[Data records]
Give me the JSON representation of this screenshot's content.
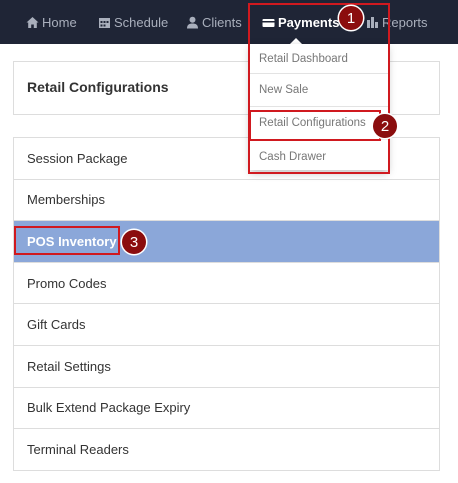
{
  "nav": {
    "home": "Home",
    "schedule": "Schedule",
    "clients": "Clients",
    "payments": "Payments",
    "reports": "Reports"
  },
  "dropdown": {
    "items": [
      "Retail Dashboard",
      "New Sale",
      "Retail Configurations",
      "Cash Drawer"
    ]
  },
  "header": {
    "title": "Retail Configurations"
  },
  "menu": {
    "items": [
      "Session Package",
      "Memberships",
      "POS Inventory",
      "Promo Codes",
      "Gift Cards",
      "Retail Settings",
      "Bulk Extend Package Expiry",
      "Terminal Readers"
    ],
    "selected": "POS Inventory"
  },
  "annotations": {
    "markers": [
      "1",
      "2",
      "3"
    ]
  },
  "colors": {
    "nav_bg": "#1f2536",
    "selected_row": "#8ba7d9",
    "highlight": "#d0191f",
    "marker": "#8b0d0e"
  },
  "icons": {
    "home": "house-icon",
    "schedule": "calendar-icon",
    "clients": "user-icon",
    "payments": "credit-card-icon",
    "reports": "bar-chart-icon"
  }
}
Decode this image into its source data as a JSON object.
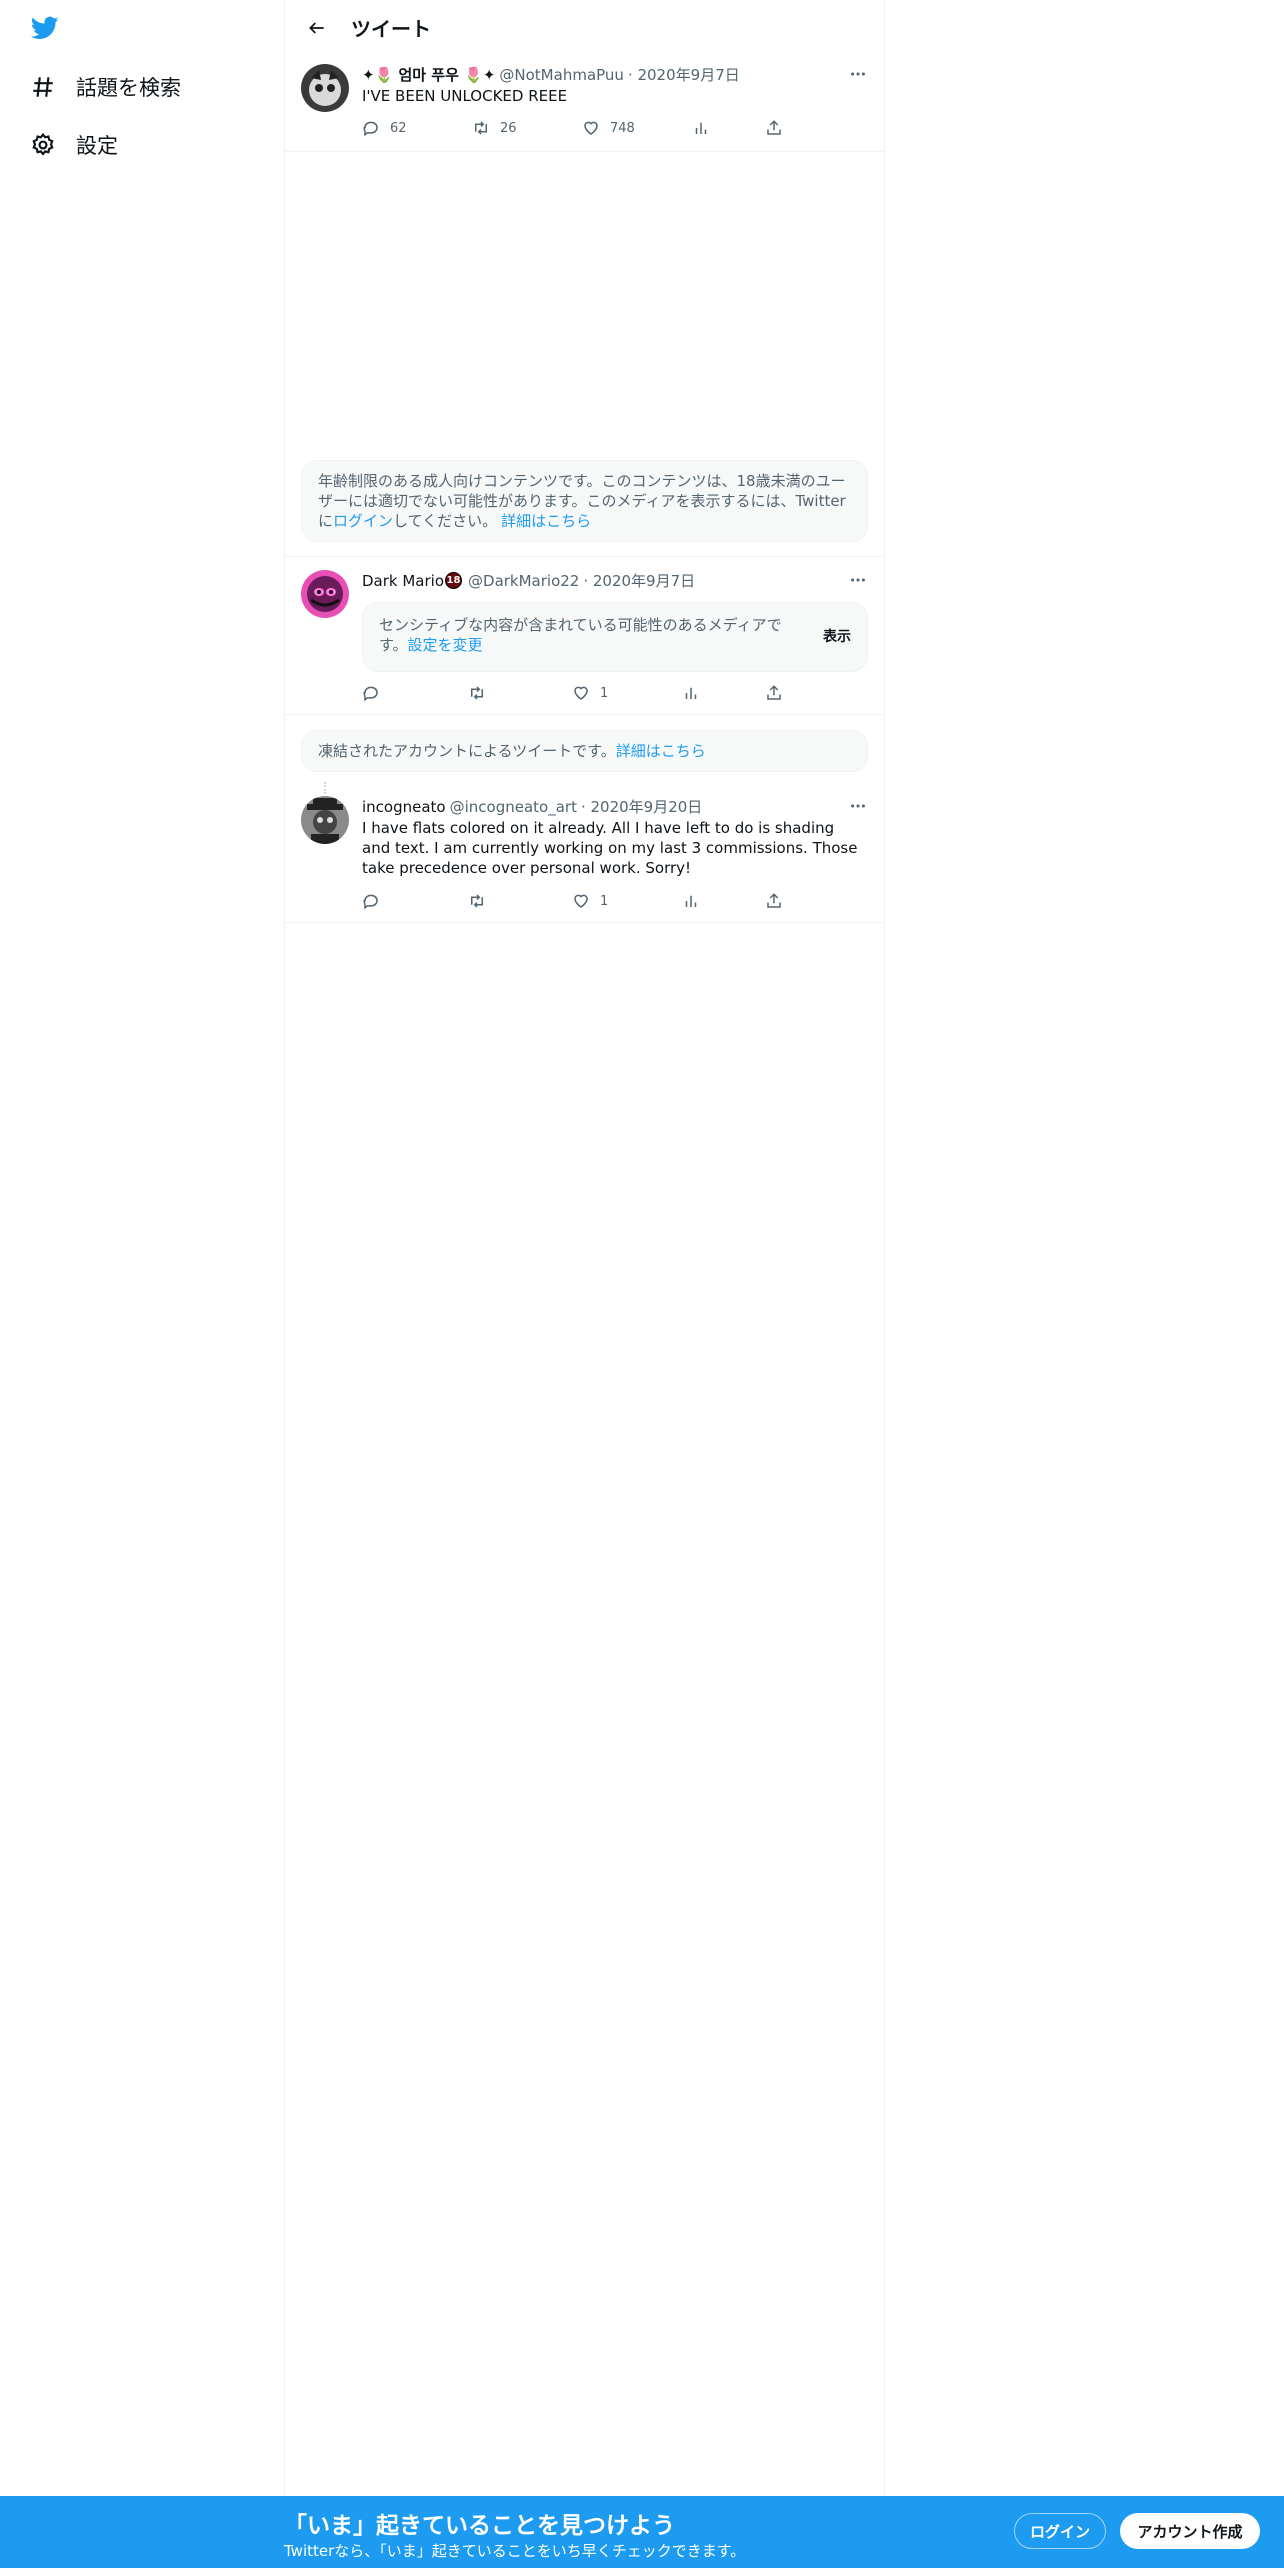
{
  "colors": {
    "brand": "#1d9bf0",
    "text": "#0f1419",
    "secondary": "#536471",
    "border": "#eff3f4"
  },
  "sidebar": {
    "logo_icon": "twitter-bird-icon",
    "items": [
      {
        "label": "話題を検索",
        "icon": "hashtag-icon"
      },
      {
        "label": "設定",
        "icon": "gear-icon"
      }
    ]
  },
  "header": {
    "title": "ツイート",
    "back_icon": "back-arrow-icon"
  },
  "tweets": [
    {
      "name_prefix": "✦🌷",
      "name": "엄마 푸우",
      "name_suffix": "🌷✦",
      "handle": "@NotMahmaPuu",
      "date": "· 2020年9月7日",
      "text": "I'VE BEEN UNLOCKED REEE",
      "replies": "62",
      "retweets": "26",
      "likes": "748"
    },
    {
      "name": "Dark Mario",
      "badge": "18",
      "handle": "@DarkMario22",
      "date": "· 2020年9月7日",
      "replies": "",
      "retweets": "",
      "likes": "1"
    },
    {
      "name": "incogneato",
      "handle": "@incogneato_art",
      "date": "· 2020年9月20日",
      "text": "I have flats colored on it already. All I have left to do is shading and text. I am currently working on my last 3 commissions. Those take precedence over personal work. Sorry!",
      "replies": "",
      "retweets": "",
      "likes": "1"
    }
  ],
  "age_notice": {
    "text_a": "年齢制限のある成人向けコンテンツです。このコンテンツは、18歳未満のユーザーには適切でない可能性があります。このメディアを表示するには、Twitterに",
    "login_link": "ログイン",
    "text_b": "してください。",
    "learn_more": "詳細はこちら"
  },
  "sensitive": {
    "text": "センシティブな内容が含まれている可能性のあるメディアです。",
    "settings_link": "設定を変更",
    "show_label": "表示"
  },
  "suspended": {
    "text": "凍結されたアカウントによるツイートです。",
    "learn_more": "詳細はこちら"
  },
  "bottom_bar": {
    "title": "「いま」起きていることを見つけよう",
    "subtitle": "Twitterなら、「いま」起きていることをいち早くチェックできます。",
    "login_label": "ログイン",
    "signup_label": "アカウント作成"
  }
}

▶ [Task statement]: Copy all the lines of data exactly as they appear, dropping any images.

▶ [Solution for this exercise]:
Give me the JSON representation of this screenshot's content.
{
  "nav": {
    "home": "Home",
    "schedule": "Schedule",
    "clients": "Clients",
    "payments": "Payments",
    "reports": "Reports"
  },
  "dropdown": {
    "items": [
      "Retail Dashboard",
      "New Sale",
      "Retail Configurations",
      "Cash Drawer"
    ]
  },
  "header": {
    "title": "Retail Configurations"
  },
  "menu": {
    "items": [
      "Session Package",
      "Memberships",
      "POS Inventory",
      "Promo Codes",
      "Gift Cards",
      "Retail Settings",
      "Bulk Extend Package Expiry",
      "Terminal Readers"
    ],
    "selected": "POS Inventory"
  },
  "annotations": {
    "markers": [
      "1",
      "2",
      "3"
    ]
  },
  "colors": {
    "nav_bg": "#1f2536",
    "selected_row": "#8ba7d9",
    "highlight": "#d0191f",
    "marker": "#8b0d0e"
  },
  "icons": {
    "home": "house-icon",
    "schedule": "calendar-icon",
    "clients": "user-icon",
    "payments": "credit-card-icon",
    "reports": "bar-chart-icon"
  }
}
Decode this image into its source data as a JSON object.
{
  "colors": {
    "brand": "#1d9bf0",
    "text": "#0f1419",
    "secondary": "#536471",
    "border": "#eff3f4"
  },
  "sidebar": {
    "logo_icon": "twitter-bird-icon",
    "items": [
      {
        "label": "話題を検索",
        "icon": "hashtag-icon"
      },
      {
        "label": "設定",
        "icon": "gear-icon"
      }
    ]
  },
  "header": {
    "title": "ツイート",
    "back_icon": "back-arrow-icon"
  },
  "tweets": [
    {
      "name_prefix": "✦🌷",
      "name": "엄마 푸우",
      "name_suffix": "🌷✦",
      "handle": "@NotMahmaPuu",
      "date": "· 2020年9月7日",
      "text": "I'VE BEEN UNLOCKED REEE",
      "replies": "62",
      "retweets": "26",
      "likes": "748"
    },
    {
      "name": "Dark Mario",
      "badge": "18",
      "handle": "@DarkMario22",
      "date": "· 2020年9月7日",
      "replies": "",
      "retweets": "",
      "likes": "1"
    },
    {
      "name": "incogneato",
      "handle": "@incogneato_art",
      "date": "· 2020年9月20日",
      "text": "I have flats colored on it already. All I have left to do is shading and text. I am currently working on my last 3 commissions. Those take precedence over personal work. Sorry!",
      "replies": "",
      "retweets": "",
      "likes": "1"
    }
  ],
  "age_notice": {
    "text_a": "年齢制限のある成人向けコンテンツです。このコンテンツは、18歳未満のユーザーには適切でない可能性があります。このメディアを表示するには、Twitterに",
    "login_link": "ログイン",
    "text_b": "してください。",
    "learn_more": "詳細はこちら"
  },
  "sensitive": {
    "text": "センシティブな内容が含まれている可能性のあるメディアです。",
    "settings_link": "設定を変更",
    "show_label": "表示"
  },
  "suspended": {
    "text": "凍結されたアカウントによるツイートです。",
    "learn_more": "詳細はこちら"
  },
  "bottom_bar": {
    "title": "「いま」起きていることを見つけよう",
    "subtitle": "Twitterなら、「いま」起きていることをいち早くチェックできます。",
    "login_label": "ログイン",
    "signup_label": "アカウント作成"
  }
}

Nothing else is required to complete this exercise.